◆ Stated goal
Reproduce the listing that follows with no differences at all.

◆ Information provided
********

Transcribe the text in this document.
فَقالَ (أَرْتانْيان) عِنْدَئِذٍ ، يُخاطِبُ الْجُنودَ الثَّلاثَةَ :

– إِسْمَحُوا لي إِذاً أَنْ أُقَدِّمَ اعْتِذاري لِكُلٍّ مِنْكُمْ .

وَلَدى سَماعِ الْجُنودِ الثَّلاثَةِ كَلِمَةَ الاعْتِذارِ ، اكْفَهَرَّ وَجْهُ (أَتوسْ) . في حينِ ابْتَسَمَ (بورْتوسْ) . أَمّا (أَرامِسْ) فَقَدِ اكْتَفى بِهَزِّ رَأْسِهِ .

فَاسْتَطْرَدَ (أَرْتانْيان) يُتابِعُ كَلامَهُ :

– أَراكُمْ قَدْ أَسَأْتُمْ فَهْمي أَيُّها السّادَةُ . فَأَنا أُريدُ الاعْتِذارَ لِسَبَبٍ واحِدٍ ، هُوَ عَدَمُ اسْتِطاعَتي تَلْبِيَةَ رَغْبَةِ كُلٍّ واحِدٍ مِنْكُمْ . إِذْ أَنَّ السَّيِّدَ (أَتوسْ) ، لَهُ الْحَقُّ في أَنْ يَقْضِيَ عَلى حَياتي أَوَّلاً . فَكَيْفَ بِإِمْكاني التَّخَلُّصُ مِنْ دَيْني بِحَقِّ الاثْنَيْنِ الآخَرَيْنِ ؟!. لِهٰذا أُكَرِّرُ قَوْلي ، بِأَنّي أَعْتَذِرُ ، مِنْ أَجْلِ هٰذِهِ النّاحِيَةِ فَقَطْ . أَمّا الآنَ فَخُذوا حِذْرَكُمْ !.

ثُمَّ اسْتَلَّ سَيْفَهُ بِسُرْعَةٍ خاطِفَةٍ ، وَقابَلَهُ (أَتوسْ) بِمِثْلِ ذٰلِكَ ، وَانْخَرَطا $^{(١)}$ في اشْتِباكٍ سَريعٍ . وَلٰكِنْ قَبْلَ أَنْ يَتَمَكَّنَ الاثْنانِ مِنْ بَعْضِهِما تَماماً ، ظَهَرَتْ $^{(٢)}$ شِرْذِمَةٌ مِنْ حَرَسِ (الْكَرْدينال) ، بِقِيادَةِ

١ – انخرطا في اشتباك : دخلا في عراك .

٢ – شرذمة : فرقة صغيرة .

********

◆ Answer to the problem
Transcribe the text in this document.
فَقالَ (أَرْتانْيان) عِنْدَئِذٍ ، يُخاطِبُ الْجُنودَ الثَّلاثَةَ :

– إِسْمَحُوا لي إِذاً أَنْ أُقَدِّمَ اعْتِذاري لِكُلٍّ مِنْكُمْ .

وَلَدى سَماعِ الْجُنودِ الثَّلاثَةِ كَلِمَةَ الاعْتِذارِ ، اكْفَهَرَّ وَجْهُ (أَتوسْ) . في حينِ ابْتَسَمَ (بورْتوسْ) . أَمّا (أَرامِسْ) فَقَدِ اكْتَفى بِهَزِّ رَأْسِهِ .

فَاسْتَطْرَدَ (أَرْتانْيان) يُتابِعُ كَلامَهُ :

– أَراكُمْ قَدْ أَسَأْتُمْ فَهْمي أَيُّها السّادَةُ . فَأَنا أُريدُ الاعْتِذارَ لِسَبَبٍ واحِدٍ ، هُوَ عَدَمُ اسْتِطاعَتي تَلْبِيَةَ رَغْبَةِ كُلٍّ واحِدٍ مِنْكُمْ . إِذْ أَنَّ السَّيِّدَ (أَتوسْ) ، لَهُ الْحَقُّ في أَنْ يَقْضِيَ عَلى حَياتي أَوَّلاً . فَكَيْفَ بِإِمْكاني التَّخَلُّصُ مِنْ دَيْني بِحَقِّ الاثْنَيْنِ الآخَرَيْنِ ؟!. لِهٰذا أُكَرِّرُ قَوْلي ، بِأَنّي أَعْتَذِرُ ، مِنْ أَجْلِ هٰذِهِ النّاحِيَةِ فَقَطْ . أَمّا الآنَ فَخُذوا حِذْرَكُمْ !.

ثُمَّ اسْتَلَّ سَيْفَهُ بِسُرْعَةٍ خاطِفَةٍ ، وَقابَلَهُ (أَتوسْ) بِمِثْلِ ذٰلِكَ ، وَانْخَرَطا $^{(١)}$ في اشْتِباكٍ سَريعٍ . وَلٰكِنْ قَبْلَ أَنْ يَتَمَكَّنَ الاثْنانِ مِنْ بَعْضِهِما تَماماً ، ظَهَرَتْ $^{(٢)}$ شِرْذِمَةٌ مِنْ حَرَسِ (الْكَرْدينال) ، بِقِيادَةِ

١ – انخرطا في اشتباك : دخلا في عراك .

٢ – شرذمة : فرقة صغيرة .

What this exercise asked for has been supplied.